§ **Work to be completed**
Identify, in the records below, every line where the string "char" appears, and copy each such line.

(Rows from a dataset)
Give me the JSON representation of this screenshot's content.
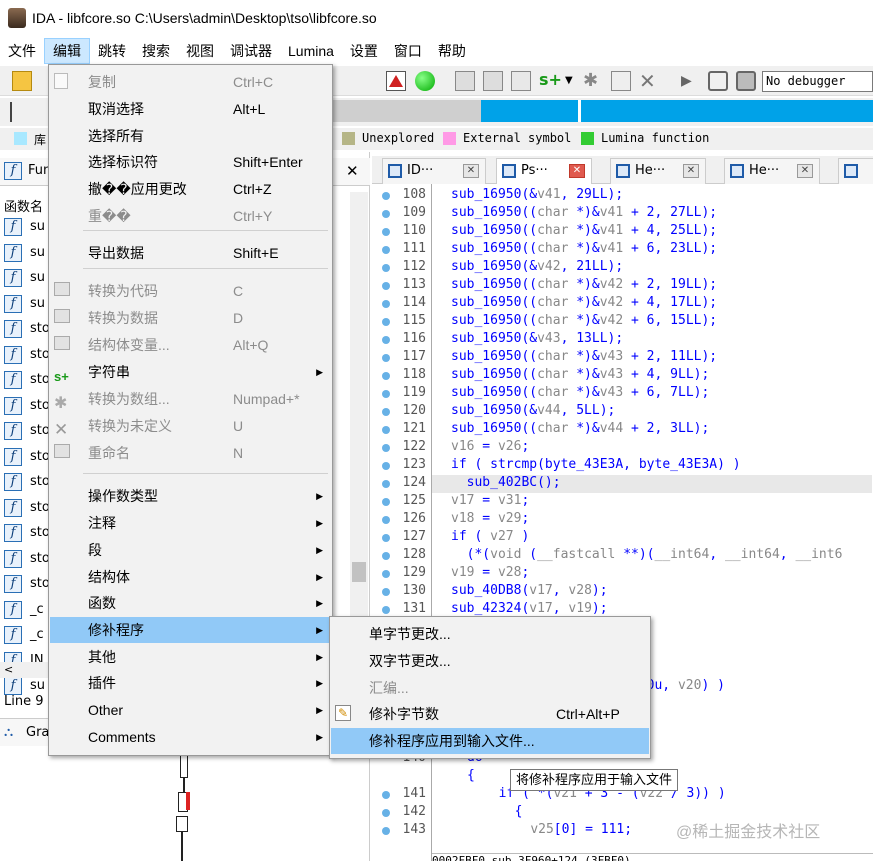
{
  "window": {
    "title": "IDA - libfcore.so C:\\Users\\admin\\Desktop\\tso\\libfcore.so"
  },
  "menubar": [
    "文件",
    "编辑",
    "跳转",
    "搜索",
    "视图",
    "调试器",
    "Lumina",
    "设置",
    "窗口",
    "帮助"
  ],
  "toolbar": {
    "debugger_select": "No debugger"
  },
  "legend": [
    {
      "label": "库",
      "color": "#a8e8ff"
    },
    {
      "label": "Unexplored",
      "color": "#b5b586"
    },
    {
      "label": "External symbol",
      "color": "#ff99e6"
    },
    {
      "label": "Lumina function",
      "color": "#33cc33"
    }
  ],
  "left_pane": {
    "title": "Fun",
    "column_header": "函数名",
    "functions": [
      "su",
      "su",
      "su",
      "su",
      "sto",
      "sto",
      "sto",
      "sto",
      "sto",
      "sto",
      "sto",
      "sto",
      "sto",
      "sto",
      "sto",
      "_c",
      "_c",
      "JN",
      "su"
    ],
    "status_line": "Line 9",
    "graph_tab": "Gra"
  },
  "tabs": [
    {
      "label": "ID···",
      "active": false
    },
    {
      "label": "Ps···",
      "active": true
    },
    {
      "label": "He···",
      "active": false
    },
    {
      "label": "He···",
      "active": false
    }
  ],
  "code": [
    {
      "ln": "108",
      "text": "sub_16950(&v41, 29LL);",
      "dot": true
    },
    {
      "ln": "109",
      "text": "sub_16950((char *)&v41 + 2, 27LL);",
      "dot": true
    },
    {
      "ln": "110",
      "text": "sub_16950((char *)&v41 + 4, 25LL);",
      "dot": true
    },
    {
      "ln": "111",
      "text": "sub_16950((char *)&v41 + 6, 23LL);",
      "dot": true
    },
    {
      "ln": "112",
      "text": "sub_16950(&v42, 21LL);",
      "dot": true
    },
    {
      "ln": "113",
      "text": "sub_16950((char *)&v42 + 2, 19LL);",
      "dot": true
    },
    {
      "ln": "114",
      "text": "sub_16950((char *)&v42 + 4, 17LL);",
      "dot": true
    },
    {
      "ln": "115",
      "text": "sub_16950((char *)&v42 + 6, 15LL);",
      "dot": true
    },
    {
      "ln": "116",
      "text": "sub_16950(&v43, 13LL);",
      "dot": true
    },
    {
      "ln": "117",
      "text": "sub_16950((char *)&v43 + 2, 11LL);",
      "dot": true
    },
    {
      "ln": "118",
      "text": "sub_16950((char *)&v43 + 4, 9LL);",
      "dot": true
    },
    {
      "ln": "119",
      "text": "sub_16950((char *)&v43 + 6, 7LL);",
      "dot": true
    },
    {
      "ln": "120",
      "text": "sub_16950(&v44, 5LL);",
      "dot": true
    },
    {
      "ln": "121",
      "text": "sub_16950((char *)&v44 + 2, 3LL);",
      "dot": true
    },
    {
      "ln": "122",
      "text": "v16 = v26;",
      "dot": true
    },
    {
      "ln": "123",
      "text": "if ( strcmp(byte_43E3A, byte_43E3A) )",
      "dot": true
    },
    {
      "ln": "124",
      "text": "  sub_402BC();",
      "dot": true,
      "hl": true
    },
    {
      "ln": "125",
      "text": "v17 = v31;",
      "dot": true
    },
    {
      "ln": "126",
      "text": "v18 = v29;",
      "dot": true
    },
    {
      "ln": "127",
      "text": "if ( v27 )",
      "dot": true
    },
    {
      "ln": "128",
      "text": "  (*(void (__fastcall **)(__int64, __int64, __int6",
      "dot": true
    },
    {
      "ln": "129",
      "text": "v19 = v28;",
      "dot": true
    },
    {
      "ln": "130",
      "text": "sub_40DB8(v17, v28);",
      "dot": true
    },
    {
      "ln": "131",
      "text": "sub_42324(v17, v19);",
      "dot": true
    }
  ],
  "code_lower": [
    {
      "ln": "",
      "text": "400u, v20) )",
      "dot": false
    },
    {
      "ln": "140",
      "text": "do",
      "dot": false
    },
    {
      "ln": "",
      "text": "{",
      "dot": false
    },
    {
      "ln": "141",
      "text": "  if ( *(v21 + 3 - (v22 / 3)) )",
      "dot": true
    },
    {
      "ln": "142",
      "text": "  {",
      "dot": true
    },
    {
      "ln": "143",
      "text": "    v25[0] = 111;",
      "dot": true
    }
  ],
  "code_status": "0002FBF0 sub_3F960+124 (3FBF0)",
  "edit_menu": [
    {
      "label": "复制",
      "shortcut": "Ctrl+C",
      "disabled": true,
      "icon": "copy-icon"
    },
    {
      "label": "取消选择",
      "shortcut": "Alt+L",
      "disabled": false
    },
    {
      "label": "选择所有",
      "shortcut": "",
      "disabled": false
    },
    {
      "label": "选择标识符",
      "shortcut": "Shift+Enter",
      "disabled": false
    },
    {
      "label": "撤��应用更改",
      "shortcut": "Ctrl+Z",
      "disabled": false
    },
    {
      "label": "重��",
      "shortcut": "Ctrl+Y",
      "disabled": true
    },
    {
      "sep": true
    },
    {
      "label": "导出数据",
      "shortcut": "Shift+E",
      "disabled": false
    },
    {
      "sep": true
    },
    {
      "label": "转换为代码",
      "shortcut": "C",
      "disabled": true,
      "icon": "code-icon"
    },
    {
      "label": "转换为数据",
      "shortcut": "D",
      "disabled": true,
      "icon": "data-icon"
    },
    {
      "label": "结构体变量...",
      "shortcut": "Alt+Q",
      "disabled": true,
      "icon": "struct-var-icon"
    },
    {
      "label": "字符串",
      "shortcut": "",
      "disabled": false,
      "submenu": true,
      "icon": "string-icon"
    },
    {
      "label": "转换为数组...",
      "shortcut": "Numpad+*",
      "disabled": true,
      "icon": "array-icon"
    },
    {
      "label": "转换为未定义",
      "shortcut": "U",
      "disabled": true,
      "icon": "undefine-icon"
    },
    {
      "label": "重命名",
      "shortcut": "N",
      "disabled": true,
      "icon": "rename-icon"
    },
    {
      "sep": true
    },
    {
      "label": "操作数类型",
      "shortcut": "",
      "disabled": false,
      "submenu": true
    },
    {
      "label": "注释",
      "shortcut": "",
      "disabled": false,
      "submenu": true
    },
    {
      "label": "段",
      "shortcut": "",
      "disabled": false,
      "submenu": true
    },
    {
      "label": "结构体",
      "shortcut": "",
      "disabled": false,
      "submenu": true
    },
    {
      "label": "函数",
      "shortcut": "",
      "disabled": false,
      "submenu": true
    },
    {
      "label": "修补程序",
      "shortcut": "",
      "disabled": false,
      "submenu": true,
      "selected": true
    },
    {
      "label": "其他",
      "shortcut": "",
      "disabled": false,
      "submenu": true
    },
    {
      "label": "插件",
      "shortcut": "",
      "disabled": false,
      "submenu": true
    },
    {
      "label": "Other",
      "shortcut": "",
      "disabled": false,
      "submenu": true
    },
    {
      "label": "Comments",
      "shortcut": "",
      "disabled": false,
      "submenu": true
    }
  ],
  "patch_menu": [
    {
      "label": "单字节更改...",
      "shortcut": "",
      "disabled": false
    },
    {
      "label": "双字节更改...",
      "shortcut": "",
      "disabled": false
    },
    {
      "label": "汇编...",
      "shortcut": "",
      "disabled": true
    },
    {
      "label": "修补字节数",
      "shortcut": "Ctrl+Alt+P",
      "disabled": false,
      "icon": "patch-bytes-icon"
    },
    {
      "label": "修补程序应用到输入文件...",
      "shortcut": "",
      "disabled": false,
      "selected": true
    }
  ],
  "tooltip": "将修补程序应用于输入文件",
  "watermark": "@稀土掘金技术社区"
}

§ **Solution below**
      "text": "sub_16950((char *)&v41 + 2, 27LL);",
      "text": "sub_16950((char *)&v41 + 4, 25LL);",
      "text": "sub_16950((char *)&v41 + 6, 23LL);",
      "text": "sub_16950((char *)&v42 + 2, 19LL);",
      "text": "sub_16950((char *)&v42 + 4, 17LL);",
      "text": "sub_16950((char *)&v42 + 6, 15LL);",
      "text": "sub_16950((char *)&v43 + 2, 11LL);",
      "text": "sub_16950((char *)&v43 + 4, 9LL);",
      "text": "sub_16950((char *)&v43 + 6, 7LL);",
      "text": "sub_16950((char *)&v44 + 2, 3LL);",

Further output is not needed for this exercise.